(Collected data entries)
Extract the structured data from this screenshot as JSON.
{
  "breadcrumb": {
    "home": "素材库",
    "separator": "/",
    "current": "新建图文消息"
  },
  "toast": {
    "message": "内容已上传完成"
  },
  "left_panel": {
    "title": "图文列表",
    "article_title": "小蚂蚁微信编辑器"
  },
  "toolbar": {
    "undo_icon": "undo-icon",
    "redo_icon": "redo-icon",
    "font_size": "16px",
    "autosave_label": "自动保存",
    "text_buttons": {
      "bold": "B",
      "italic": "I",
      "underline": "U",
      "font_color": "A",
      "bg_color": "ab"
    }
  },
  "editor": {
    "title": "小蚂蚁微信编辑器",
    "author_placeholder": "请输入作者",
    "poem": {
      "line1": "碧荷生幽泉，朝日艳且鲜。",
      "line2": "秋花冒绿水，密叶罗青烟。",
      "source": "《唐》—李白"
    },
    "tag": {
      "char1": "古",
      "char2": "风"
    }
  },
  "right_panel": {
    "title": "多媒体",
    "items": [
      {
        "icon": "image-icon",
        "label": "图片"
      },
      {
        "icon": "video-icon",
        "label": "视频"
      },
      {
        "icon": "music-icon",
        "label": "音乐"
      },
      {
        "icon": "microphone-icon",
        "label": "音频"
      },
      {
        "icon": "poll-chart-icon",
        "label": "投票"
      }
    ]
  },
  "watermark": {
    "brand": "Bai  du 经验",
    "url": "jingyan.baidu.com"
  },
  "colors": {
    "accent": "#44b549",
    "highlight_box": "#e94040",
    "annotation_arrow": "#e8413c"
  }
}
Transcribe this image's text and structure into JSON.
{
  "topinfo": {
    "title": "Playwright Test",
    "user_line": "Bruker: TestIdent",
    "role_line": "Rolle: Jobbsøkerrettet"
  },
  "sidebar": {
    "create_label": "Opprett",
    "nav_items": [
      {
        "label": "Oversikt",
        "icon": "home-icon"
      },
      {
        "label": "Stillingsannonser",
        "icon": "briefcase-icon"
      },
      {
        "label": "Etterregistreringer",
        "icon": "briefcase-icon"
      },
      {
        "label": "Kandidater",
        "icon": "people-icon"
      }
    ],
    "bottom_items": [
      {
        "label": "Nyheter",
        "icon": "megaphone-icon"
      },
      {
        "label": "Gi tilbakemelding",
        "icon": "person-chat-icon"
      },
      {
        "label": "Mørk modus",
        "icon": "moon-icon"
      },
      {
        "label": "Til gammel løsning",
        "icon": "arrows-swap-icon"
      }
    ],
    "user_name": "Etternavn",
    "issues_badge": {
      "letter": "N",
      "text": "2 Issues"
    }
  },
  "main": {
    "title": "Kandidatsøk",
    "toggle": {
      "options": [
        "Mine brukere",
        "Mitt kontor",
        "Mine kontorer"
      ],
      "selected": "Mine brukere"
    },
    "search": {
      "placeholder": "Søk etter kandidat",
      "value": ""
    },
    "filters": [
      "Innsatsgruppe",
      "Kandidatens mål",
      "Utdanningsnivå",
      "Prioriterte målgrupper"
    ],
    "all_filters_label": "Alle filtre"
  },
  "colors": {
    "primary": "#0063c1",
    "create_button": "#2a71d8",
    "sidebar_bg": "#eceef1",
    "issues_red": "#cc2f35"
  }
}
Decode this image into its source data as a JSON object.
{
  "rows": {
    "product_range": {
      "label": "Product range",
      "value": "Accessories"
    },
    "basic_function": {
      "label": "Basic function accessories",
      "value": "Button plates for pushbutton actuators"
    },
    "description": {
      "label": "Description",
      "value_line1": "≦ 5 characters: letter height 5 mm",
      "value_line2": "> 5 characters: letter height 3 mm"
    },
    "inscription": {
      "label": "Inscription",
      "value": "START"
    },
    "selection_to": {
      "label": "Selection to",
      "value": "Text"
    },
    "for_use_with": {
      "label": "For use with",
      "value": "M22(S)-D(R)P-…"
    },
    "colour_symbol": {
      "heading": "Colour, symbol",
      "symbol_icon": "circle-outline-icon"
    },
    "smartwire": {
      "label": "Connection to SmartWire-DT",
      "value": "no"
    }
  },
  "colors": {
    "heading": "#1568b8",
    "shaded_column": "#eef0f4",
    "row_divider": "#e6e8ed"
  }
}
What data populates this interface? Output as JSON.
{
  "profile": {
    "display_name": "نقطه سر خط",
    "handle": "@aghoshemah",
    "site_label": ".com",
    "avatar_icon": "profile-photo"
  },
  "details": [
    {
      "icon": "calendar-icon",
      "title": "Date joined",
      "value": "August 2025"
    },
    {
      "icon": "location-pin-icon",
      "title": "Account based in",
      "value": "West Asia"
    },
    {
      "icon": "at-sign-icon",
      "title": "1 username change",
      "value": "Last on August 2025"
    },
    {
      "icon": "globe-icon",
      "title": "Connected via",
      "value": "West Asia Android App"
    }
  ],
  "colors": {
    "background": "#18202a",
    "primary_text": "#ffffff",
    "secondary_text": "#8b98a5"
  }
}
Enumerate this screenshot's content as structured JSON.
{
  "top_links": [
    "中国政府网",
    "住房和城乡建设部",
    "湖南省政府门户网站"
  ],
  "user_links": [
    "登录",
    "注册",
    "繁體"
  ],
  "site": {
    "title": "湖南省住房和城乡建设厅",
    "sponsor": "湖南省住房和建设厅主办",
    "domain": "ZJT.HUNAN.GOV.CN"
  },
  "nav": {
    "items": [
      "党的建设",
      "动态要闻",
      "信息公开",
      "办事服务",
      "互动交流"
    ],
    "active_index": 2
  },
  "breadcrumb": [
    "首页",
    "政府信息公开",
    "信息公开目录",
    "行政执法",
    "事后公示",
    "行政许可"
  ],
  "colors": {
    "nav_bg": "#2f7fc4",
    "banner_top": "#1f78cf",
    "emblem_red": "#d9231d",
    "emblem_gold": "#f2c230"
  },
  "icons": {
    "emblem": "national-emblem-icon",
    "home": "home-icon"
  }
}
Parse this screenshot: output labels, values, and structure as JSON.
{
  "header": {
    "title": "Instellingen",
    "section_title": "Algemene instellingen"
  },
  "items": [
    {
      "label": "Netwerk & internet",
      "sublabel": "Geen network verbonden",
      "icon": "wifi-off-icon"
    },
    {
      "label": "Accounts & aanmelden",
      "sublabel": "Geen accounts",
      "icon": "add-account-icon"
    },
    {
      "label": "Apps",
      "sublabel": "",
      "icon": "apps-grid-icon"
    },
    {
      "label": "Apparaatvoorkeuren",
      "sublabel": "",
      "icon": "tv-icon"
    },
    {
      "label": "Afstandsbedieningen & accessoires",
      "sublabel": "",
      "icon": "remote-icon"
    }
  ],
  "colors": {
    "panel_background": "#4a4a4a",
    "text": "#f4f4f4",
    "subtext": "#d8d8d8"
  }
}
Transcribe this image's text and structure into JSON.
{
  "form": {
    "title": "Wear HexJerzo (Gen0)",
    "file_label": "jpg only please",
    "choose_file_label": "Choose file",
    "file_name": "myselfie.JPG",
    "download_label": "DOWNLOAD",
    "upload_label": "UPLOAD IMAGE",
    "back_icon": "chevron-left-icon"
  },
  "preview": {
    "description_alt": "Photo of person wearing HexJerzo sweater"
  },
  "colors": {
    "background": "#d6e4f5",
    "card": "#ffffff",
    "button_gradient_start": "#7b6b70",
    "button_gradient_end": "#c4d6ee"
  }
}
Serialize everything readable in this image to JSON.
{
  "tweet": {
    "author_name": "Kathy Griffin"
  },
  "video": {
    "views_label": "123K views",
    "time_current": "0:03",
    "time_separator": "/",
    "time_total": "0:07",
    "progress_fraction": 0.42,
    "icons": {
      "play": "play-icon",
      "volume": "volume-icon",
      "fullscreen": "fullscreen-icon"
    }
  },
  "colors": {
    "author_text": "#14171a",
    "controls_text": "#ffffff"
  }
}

> The exercise: Type out the full listing again, exactly as given.

> Task result:
Extract the structured data from this screenshot as JSON.
{
  "breadcrumb": {
    "home": "素材库",
    "separator": "/",
    "current": "新建图文消息"
  },
  "toast": {
    "message": "内容已上传完成"
  },
  "left_panel": {
    "title": "图文列表",
    "article_title": "小蚂蚁微信编辑器"
  },
  "toolbar": {
    "undo_icon": "undo-icon",
    "redo_icon": "redo-icon",
    "font_size": "16px",
    "autosave_label": "自动保存",
    "text_buttons": {
      "bold": "B",
      "italic": "I",
      "underline": "U",
      "font_color": "A",
      "bg_color": "ab"
    }
  },
  "editor": {
    "title": "小蚂蚁微信编辑器",
    "author_placeholder": "请输入作者",
    "poem": {
      "line1": "碧荷生幽泉，朝日艳且鲜。",
      "line2": "秋花冒绿水，密叶罗青烟。",
      "source": "《唐》—李白"
    },
    "tag": {
      "char1": "古",
      "char2": "风"
    }
  },
  "right_panel": {
    "title": "多媒体",
    "items": [
      {
        "icon": "image-icon",
        "label": "图片"
      },
      {
        "icon": "video-icon",
        "label": "视频"
      },
      {
        "icon": "music-icon",
        "label": "音乐"
      },
      {
        "icon": "microphone-icon",
        "label": "音频"
      },
      {
        "icon": "poll-chart-icon",
        "label": "投票"
      }
    ]
  },
  "watermark": {
    "brand": "Bai  du 经验",
    "url": "jingyan.baidu.com"
  },
  "colors": {
    "accent": "#44b549",
    "highlight_box": "#e94040",
    "annotation_arrow": "#e8413c"
  }
}
Transcribe this image's text and structure into JSON.
{
  "topinfo": {
    "title": "Playwright Test",
    "user_line": "Bruker: TestIdent",
    "role_line": "Rolle: Jobbsøkerrettet"
  },
  "sidebar": {
    "create_label": "Opprett",
    "nav_items": [
      {
        "label": "Oversikt",
        "icon": "home-icon"
      },
      {
        "label": "Stillingsannonser",
        "icon": "briefcase-icon"
      },
      {
        "label": "Etterregistreringer",
        "icon": "briefcase-icon"
      },
      {
        "label": "Kandidater",
        "icon": "people-icon"
      }
    ],
    "bottom_items": [
      {
        "label": "Nyheter",
        "icon": "megaphone-icon"
      },
      {
        "label": "Gi tilbakemelding",
        "icon": "person-chat-icon"
      },
      {
        "label": "Mørk modus",
        "icon": "moon-icon"
      },
      {
        "label": "Til gammel løsning",
        "icon": "arrows-swap-icon"
      }
    ],
    "user_name": "Etternavn",
    "issues_badge": {
      "letter": "N",
      "text": "2 Issues"
    }
  },
  "main": {
    "title": "Kandidatsøk",
    "toggle": {
      "options": [
        "Mine brukere",
        "Mitt kontor",
        "Mine kontorer"
      ],
      "selected": "Mine brukere"
    },
    "search": {
      "placeholder": "Søk etter kandidat",
      "value": ""
    },
    "filters": [
      "Innsatsgruppe",
      "Kandidatens mål",
      "Utdanningsnivå",
      "Prioriterte målgrupper"
    ],
    "all_filters_label": "Alle filtre"
  },
  "colors": {
    "primary": "#0063c1",
    "create_button": "#2a71d8",
    "sidebar_bg": "#eceef1",
    "issues_red": "#cc2f35"
  }
}
Decode this image into its source data as a JSON object.
{
  "rows": {
    "product_range": {
      "label": "Product range",
      "value": "Accessories"
    },
    "basic_function": {
      "label": "Basic function accessories",
      "value": "Button plates for pushbutton actuators"
    },
    "description": {
      "label": "Description",
      "value_line1": "≦ 5 characters: letter height 5 mm",
      "value_line2": "> 5 characters: letter height 3 mm"
    },
    "inscription": {
      "label": "Inscription",
      "value": "START"
    },
    "selection_to": {
      "label": "Selection to",
      "value": "Text"
    },
    "for_use_with": {
      "label": "For use with",
      "value": "M22(S)-D(R)P-…"
    },
    "colour_symbol": {
      "heading": "Colour, symbol",
      "symbol_icon": "circle-outline-icon"
    },
    "smartwire": {
      "label": "Connection to SmartWire-DT",
      "value": "no"
    }
  },
  "colors": {
    "heading": "#1568b8",
    "shaded_column": "#eef0f4",
    "row_divider": "#e6e8ed"
  }
}
What data populates this interface? Output as JSON.
{
  "profile": {
    "display_name": "نقطه سر خط",
    "handle": "@aghoshemah",
    "site_label": ".com",
    "avatar_icon": "profile-photo"
  },
  "details": [
    {
      "icon": "calendar-icon",
      "title": "Date joined",
      "value": "August 2025"
    },
    {
      "icon": "location-pin-icon",
      "title": "Account based in",
      "value": "West Asia"
    },
    {
      "icon": "at-sign-icon",
      "title": "1 username change",
      "value": "Last on August 2025"
    },
    {
      "icon": "globe-icon",
      "title": "Connected via",
      "value": "West Asia Android App"
    }
  ],
  "colors": {
    "background": "#18202a",
    "primary_text": "#ffffff",
    "secondary_text": "#8b98a5"
  }
}
Enumerate this screenshot's content as structured JSON.
{
  "top_links": [
    "中国政府网",
    "住房和城乡建设部",
    "湖南省政府门户网站"
  ],
  "user_links": [
    "登录",
    "注册",
    "繁體"
  ],
  "site": {
    "title": "湖南省住房和城乡建设厅",
    "sponsor": "湖南省住房和建设厅主办",
    "domain": "ZJT.HUNAN.GOV.CN"
  },
  "nav": {
    "items": [
      "党的建设",
      "动态要闻",
      "信息公开",
      "办事服务",
      "互动交流"
    ],
    "active_index": 2
  },
  "breadcrumb": [
    "首页",
    "政府信息公开",
    "信息公开目录",
    "行政执法",
    "事后公示",
    "行政许可"
  ],
  "colors": {
    "nav_bg": "#2f7fc4",
    "banner_top": "#1f78cf",
    "emblem_red": "#d9231d",
    "emblem_gold": "#f2c230"
  },
  "icons": {
    "emblem": "national-emblem-icon",
    "home": "home-icon"
  }
}
Parse this screenshot: output labels, values, and structure as JSON.
{
  "header": {
    "title": "Instellingen",
    "section_title": "Algemene instellingen"
  },
  "items": [
    {
      "label": "Netwerk & internet",
      "sublabel": "Geen network verbonden",
      "icon": "wifi-off-icon"
    },
    {
      "label": "Accounts & aanmelden",
      "sublabel": "Geen accounts",
      "icon": "add-account-icon"
    },
    {
      "label": "Apps",
      "sublabel": "",
      "icon": "apps-grid-icon"
    },
    {
      "label": "Apparaatvoorkeuren",
      "sublabel": "",
      "icon": "tv-icon"
    },
    {
      "label": "Afstandsbedieningen & accessoires",
      "sublabel": "",
      "icon": "remote-icon"
    }
  ],
  "colors": {
    "panel_background": "#4a4a4a",
    "text": "#f4f4f4",
    "subtext": "#d8d8d8"
  }
}
Transcribe this image's text and structure into JSON.
{
  "form": {
    "title": "Wear HexJerzo (Gen0)",
    "file_label": "jpg only please",
    "choose_file_label": "Choose file",
    "file_name": "myselfie.JPG",
    "download_label": "DOWNLOAD",
    "upload_label": "UPLOAD IMAGE",
    "back_icon": "chevron-left-icon"
  },
  "preview": {
    "description_alt": "Photo of person wearing HexJerzo sweater"
  },
  "colors": {
    "background": "#d6e4f5",
    "card": "#ffffff",
    "button_gradient_start": "#7b6b70",
    "button_gradient_end": "#c4d6ee"
  }
}
Serialize everything readable in this image to JSON.
{
  "tweet": {
    "author_name": "Kathy Griffin"
  },
  "video": {
    "views_label": "123K views",
    "time_current": "0:03",
    "time_separator": "/",
    "time_total": "0:07",
    "progress_fraction": 0.42,
    "icons": {
      "play": "play-icon",
      "volume": "volume-icon",
      "fullscreen": "fullscreen-icon"
    }
  },
  "colors": {
    "author_text": "#14171a",
    "controls_text": "#ffffff"
  }
}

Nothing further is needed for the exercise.